* _Aim_
Search the material for the word "plain" and report each line where it turns up.

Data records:
— Begin —
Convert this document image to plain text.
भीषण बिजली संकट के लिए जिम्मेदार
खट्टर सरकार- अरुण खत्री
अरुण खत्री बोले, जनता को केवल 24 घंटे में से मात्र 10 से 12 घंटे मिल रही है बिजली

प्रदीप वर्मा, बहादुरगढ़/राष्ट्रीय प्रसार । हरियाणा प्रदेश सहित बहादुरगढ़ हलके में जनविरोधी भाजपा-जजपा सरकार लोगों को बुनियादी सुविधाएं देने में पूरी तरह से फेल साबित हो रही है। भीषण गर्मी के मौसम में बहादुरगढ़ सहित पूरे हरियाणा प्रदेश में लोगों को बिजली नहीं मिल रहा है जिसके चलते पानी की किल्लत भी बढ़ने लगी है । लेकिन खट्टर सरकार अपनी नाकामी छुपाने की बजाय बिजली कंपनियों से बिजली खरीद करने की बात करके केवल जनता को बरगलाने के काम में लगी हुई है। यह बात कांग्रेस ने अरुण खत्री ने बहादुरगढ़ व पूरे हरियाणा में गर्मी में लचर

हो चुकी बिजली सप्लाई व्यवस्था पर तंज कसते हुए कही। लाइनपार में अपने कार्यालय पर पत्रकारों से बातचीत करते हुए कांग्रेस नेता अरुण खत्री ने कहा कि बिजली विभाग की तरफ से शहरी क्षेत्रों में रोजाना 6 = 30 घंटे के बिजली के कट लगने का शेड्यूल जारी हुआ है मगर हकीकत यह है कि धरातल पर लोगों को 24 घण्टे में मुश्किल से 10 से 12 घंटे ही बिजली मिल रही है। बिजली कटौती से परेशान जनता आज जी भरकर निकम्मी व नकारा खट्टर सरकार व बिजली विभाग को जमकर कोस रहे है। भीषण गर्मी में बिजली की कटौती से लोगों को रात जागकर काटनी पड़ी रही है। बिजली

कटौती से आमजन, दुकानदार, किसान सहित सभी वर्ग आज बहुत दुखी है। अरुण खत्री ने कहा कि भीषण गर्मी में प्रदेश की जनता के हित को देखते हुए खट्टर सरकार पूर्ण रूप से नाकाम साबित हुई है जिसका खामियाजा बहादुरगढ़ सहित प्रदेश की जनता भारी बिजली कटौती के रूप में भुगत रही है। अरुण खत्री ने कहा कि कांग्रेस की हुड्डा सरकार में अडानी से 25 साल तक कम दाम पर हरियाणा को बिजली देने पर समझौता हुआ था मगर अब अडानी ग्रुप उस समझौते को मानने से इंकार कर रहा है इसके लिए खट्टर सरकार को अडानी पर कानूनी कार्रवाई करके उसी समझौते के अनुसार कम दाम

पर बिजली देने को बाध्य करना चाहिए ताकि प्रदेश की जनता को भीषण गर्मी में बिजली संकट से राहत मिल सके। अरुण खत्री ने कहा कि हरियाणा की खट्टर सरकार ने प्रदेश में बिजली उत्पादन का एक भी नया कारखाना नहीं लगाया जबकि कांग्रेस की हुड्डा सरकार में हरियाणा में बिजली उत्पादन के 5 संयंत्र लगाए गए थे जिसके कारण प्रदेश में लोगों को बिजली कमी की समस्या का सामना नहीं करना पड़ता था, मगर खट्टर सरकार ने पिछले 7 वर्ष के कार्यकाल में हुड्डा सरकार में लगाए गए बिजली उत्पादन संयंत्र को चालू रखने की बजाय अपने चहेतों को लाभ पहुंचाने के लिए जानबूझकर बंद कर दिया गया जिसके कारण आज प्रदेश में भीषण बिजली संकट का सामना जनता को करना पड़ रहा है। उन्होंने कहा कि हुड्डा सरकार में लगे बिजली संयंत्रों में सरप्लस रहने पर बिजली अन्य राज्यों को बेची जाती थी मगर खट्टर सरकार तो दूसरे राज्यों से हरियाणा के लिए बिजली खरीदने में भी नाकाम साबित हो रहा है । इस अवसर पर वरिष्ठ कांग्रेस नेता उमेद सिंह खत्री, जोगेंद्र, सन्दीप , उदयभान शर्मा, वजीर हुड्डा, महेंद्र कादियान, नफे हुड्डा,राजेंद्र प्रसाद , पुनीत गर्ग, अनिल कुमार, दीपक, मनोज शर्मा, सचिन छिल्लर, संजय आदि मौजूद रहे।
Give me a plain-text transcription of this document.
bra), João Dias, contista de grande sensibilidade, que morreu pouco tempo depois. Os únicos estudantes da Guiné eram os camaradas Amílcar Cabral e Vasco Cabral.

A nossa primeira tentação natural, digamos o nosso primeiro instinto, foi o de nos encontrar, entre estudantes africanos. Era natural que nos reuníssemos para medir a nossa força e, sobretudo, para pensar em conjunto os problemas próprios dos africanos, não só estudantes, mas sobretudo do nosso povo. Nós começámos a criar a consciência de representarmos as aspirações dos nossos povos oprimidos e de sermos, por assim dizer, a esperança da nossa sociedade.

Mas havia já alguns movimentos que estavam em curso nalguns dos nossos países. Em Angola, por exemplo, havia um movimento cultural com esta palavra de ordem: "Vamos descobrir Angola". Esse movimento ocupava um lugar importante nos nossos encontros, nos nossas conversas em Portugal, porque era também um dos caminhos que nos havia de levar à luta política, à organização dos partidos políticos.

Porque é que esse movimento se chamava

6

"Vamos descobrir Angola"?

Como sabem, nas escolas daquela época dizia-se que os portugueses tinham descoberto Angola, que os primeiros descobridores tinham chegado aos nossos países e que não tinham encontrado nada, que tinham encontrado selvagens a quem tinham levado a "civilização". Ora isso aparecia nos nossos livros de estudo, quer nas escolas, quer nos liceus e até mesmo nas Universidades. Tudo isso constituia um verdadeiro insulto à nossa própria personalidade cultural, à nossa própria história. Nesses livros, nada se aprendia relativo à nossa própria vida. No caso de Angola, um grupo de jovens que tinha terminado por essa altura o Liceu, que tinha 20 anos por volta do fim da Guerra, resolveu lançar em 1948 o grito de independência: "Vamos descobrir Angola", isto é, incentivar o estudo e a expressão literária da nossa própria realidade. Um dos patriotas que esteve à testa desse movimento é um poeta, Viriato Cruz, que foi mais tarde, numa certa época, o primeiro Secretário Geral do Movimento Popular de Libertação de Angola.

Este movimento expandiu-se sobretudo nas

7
— End —
* _Exercise solution_
Convert this document image to plain text.
Give me a plain-text transcription of this document.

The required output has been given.